** Opening Text provided block **
Concentrating on private donations alone demonstrates another
layer of diversity. There are four major donor categories:
individuals, foundations, corporations, and bequests. Each has
unique characteristics that determine, in general, which charities
are supported and at what level. As Chart
4 shows, individuals contribute the vast majority of dollars (a
full 81 percent in 1994), with corporate, foundation, and bequest
giving making up the remaining 19 percent (approximately 4.7, 7.6,
and 6.7 percent, respectively, in 1994).
Individuals
Individual donations accounted for $116.23 billion worth of
private contributions in 1995.9 By far the largest
category, it also is the most diverse. Individual donors range from
the poor who give change to their churches to the rich who donate
millions each year to universities or art museums. In order to
understand how the flat tax without a charitable donation deduction
will effect individuals, it is necessary to identify which groups
donate to what charities, why they contribute, and what
characteristics determine the amounts individuals donate to
nonprofits.
The American Association of Fund-Raising Counsel (AAFRC) Trust
for Philanthropy reports that total individual donations have
remained relatively constant since 1974, averaging 1.83 percent of
total personal income. The lowest level was in 1985 (1.71 percent
of total personal income); the highest, in 1989 (1.95
percent).10 Despite the relative consistency of
aggregate individual donations over time, many factors, including
the tax code, influence how much an individual donates, the sorts
of nonprofits that receive support, and the types of donations that
are made.
Foundations
Foundations accounted for $10.44 billion in donations during
1995.11 There are more than 38,000 charitable
foundations in the United States, most of them small foundations
established by individuals. But it is the 775 largest foundations
that control 65 percent of total foundation assets and award nearly
half of the country's foundation grants.12
Foundations exist for many reasons. One of the primary reasons
is to avoid paying taxes. For example, many foundations are
established upon an individual's death to avoid paying the estate
tax, which can be as high as 55 percent of the transfer amount.
Another example is the provision passed in 1984 which allows
tax-free donations of equities (at present market value) to
charitable foundations. With this in mind, wealthy individuals can
establish and donate stock holdings to the foundation. They may
then claim a tax deduction and retain control over the ultimate
destination of the donation.
But there are other reasons foundations exist. They may be a
convenient way for many individual donors to pool their gifts and
fund projects that would not be possible at the individual level --
as is the case with community foundations. Or individuals may
establish foundations with specific instructions as to which causes
the money will be donated upon their death. Thus the individual
creates a legacy of support for causes that are of importance to
him. Quite simply, an individual may create a foundation to
separate himself from the day-to-day decisions of making donations,
entrusting those responsibilities to a board of trustees instructed
by general guidelines on how the money is to be distributed. These
considerations may be made in addition to tax considerations, but
are largely independent of such financial concerns and would likely
remain important even after significant tax reform.
** Closing Text provided block **
** Opening Data for analysis block **
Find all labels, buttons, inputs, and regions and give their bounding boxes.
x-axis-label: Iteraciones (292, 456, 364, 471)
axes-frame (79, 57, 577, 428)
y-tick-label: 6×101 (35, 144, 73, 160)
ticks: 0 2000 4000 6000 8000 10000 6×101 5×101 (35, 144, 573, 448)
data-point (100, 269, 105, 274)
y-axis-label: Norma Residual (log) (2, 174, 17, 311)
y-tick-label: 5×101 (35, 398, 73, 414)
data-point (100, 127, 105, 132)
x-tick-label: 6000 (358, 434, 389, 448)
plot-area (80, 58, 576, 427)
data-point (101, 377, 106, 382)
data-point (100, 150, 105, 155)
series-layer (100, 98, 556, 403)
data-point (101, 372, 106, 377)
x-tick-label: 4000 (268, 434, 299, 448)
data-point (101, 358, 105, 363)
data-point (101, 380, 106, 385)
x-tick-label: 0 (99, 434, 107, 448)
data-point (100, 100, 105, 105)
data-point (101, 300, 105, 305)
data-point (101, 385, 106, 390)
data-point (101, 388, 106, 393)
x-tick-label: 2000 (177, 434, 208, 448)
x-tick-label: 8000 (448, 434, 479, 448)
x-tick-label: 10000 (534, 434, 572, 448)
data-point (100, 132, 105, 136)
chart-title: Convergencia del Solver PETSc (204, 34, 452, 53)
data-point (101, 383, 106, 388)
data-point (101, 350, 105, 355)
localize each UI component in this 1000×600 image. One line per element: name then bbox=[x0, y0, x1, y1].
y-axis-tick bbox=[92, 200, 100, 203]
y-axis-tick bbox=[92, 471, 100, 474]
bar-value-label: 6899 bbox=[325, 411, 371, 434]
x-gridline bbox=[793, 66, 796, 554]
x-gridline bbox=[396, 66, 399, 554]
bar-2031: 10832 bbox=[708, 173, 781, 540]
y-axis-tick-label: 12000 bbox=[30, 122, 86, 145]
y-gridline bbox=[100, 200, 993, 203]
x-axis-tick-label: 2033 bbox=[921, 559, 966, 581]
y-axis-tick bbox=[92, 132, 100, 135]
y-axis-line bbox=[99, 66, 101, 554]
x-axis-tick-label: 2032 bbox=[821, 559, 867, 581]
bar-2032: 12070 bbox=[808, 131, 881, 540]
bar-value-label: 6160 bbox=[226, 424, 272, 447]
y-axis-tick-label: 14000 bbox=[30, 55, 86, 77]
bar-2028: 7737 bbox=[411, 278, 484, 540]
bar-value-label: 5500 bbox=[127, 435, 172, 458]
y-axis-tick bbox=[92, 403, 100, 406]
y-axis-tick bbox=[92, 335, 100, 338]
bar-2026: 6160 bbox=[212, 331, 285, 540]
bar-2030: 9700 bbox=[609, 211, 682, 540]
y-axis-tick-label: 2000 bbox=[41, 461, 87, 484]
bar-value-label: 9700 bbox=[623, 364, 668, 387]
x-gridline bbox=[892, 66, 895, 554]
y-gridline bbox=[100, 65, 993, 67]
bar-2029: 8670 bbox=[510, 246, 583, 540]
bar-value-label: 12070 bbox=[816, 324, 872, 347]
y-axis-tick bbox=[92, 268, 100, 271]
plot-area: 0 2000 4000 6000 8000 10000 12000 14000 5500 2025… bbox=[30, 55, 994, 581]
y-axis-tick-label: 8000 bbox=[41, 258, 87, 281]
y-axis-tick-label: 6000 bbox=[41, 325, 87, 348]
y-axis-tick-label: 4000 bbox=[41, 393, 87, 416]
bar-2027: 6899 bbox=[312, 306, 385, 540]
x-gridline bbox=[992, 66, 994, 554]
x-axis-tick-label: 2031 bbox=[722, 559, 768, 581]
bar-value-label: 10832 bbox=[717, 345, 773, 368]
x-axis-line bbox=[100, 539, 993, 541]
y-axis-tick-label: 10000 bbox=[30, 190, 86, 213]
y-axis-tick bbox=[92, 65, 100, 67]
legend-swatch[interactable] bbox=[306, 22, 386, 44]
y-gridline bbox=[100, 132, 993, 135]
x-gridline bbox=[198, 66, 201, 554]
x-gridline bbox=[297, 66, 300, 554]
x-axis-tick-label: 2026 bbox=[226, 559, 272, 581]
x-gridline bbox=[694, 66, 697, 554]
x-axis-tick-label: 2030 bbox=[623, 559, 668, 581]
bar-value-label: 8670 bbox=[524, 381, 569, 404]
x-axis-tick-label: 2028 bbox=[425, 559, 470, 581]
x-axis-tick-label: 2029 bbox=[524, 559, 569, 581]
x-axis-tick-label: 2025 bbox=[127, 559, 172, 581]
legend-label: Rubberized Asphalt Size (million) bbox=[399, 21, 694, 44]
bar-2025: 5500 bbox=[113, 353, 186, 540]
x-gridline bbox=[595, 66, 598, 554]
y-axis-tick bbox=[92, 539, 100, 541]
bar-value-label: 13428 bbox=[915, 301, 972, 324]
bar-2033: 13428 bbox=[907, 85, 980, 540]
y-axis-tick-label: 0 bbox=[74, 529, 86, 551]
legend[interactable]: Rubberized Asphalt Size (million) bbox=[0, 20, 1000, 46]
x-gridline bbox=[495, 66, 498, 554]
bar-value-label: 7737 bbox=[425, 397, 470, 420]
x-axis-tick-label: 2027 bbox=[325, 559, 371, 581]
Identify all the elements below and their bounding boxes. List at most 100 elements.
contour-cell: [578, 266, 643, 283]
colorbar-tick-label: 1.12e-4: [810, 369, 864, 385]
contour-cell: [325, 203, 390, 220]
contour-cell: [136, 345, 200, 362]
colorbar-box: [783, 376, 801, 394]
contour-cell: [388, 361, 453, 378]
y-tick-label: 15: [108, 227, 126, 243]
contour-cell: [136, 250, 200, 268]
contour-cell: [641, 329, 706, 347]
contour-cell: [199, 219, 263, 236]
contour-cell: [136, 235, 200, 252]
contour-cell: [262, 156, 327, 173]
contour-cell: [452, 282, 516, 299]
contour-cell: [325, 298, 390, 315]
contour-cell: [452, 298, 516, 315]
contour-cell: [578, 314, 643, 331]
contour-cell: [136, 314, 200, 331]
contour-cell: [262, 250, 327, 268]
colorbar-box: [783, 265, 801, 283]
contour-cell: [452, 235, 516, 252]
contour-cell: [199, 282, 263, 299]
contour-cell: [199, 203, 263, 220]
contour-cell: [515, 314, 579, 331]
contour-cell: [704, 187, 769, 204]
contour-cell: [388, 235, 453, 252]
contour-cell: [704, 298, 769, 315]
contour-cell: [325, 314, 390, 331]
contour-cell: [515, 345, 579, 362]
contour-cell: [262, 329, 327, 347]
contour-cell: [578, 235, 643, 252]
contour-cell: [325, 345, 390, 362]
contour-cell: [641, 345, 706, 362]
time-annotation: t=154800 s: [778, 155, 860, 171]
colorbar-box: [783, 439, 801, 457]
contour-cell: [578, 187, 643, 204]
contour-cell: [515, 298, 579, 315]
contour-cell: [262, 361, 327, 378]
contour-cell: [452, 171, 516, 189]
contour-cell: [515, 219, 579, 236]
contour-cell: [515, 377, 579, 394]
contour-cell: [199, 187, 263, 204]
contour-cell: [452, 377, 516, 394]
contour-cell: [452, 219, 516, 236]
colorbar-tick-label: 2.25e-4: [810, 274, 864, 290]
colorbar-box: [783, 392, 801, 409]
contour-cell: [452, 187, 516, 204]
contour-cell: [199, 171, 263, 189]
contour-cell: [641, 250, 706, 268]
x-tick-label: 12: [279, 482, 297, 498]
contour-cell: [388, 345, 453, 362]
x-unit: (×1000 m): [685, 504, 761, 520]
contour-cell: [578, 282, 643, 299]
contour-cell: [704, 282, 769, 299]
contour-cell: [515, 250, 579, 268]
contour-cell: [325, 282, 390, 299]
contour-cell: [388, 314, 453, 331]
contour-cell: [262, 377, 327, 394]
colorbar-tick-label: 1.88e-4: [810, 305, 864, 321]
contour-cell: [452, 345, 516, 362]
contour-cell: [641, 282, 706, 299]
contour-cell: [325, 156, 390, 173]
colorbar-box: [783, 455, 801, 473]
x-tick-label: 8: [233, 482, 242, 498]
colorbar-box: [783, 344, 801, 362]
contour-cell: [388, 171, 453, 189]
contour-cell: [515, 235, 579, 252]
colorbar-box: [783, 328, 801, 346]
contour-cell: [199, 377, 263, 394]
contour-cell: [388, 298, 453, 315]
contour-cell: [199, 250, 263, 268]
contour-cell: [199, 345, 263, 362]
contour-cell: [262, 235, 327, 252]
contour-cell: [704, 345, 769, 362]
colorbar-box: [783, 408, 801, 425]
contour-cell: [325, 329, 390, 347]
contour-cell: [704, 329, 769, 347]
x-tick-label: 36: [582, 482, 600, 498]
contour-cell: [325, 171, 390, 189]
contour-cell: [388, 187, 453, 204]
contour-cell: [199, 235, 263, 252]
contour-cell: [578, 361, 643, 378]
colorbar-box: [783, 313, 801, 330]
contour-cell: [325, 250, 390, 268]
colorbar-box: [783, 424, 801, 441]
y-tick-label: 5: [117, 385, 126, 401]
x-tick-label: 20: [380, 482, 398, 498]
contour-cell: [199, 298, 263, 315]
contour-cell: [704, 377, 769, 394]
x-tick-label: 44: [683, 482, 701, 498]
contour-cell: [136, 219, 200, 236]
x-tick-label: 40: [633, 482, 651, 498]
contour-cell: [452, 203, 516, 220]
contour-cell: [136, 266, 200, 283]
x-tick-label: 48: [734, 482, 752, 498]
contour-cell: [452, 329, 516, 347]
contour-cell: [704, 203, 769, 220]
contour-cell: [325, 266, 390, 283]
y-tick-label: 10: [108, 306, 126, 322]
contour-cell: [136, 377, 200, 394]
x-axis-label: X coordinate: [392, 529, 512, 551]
** Closing Data for analysis block **
:: Activity ::
Translate into Spanish the following sentence from the text on private charitable giving: "There are four major donor categories: individuals, foundations, corporations, and bequests."

:: Answer to the exercise ::
Existen cuatro categorías principales de donantes: los particulares, las fundaciones, las empresas y los legados.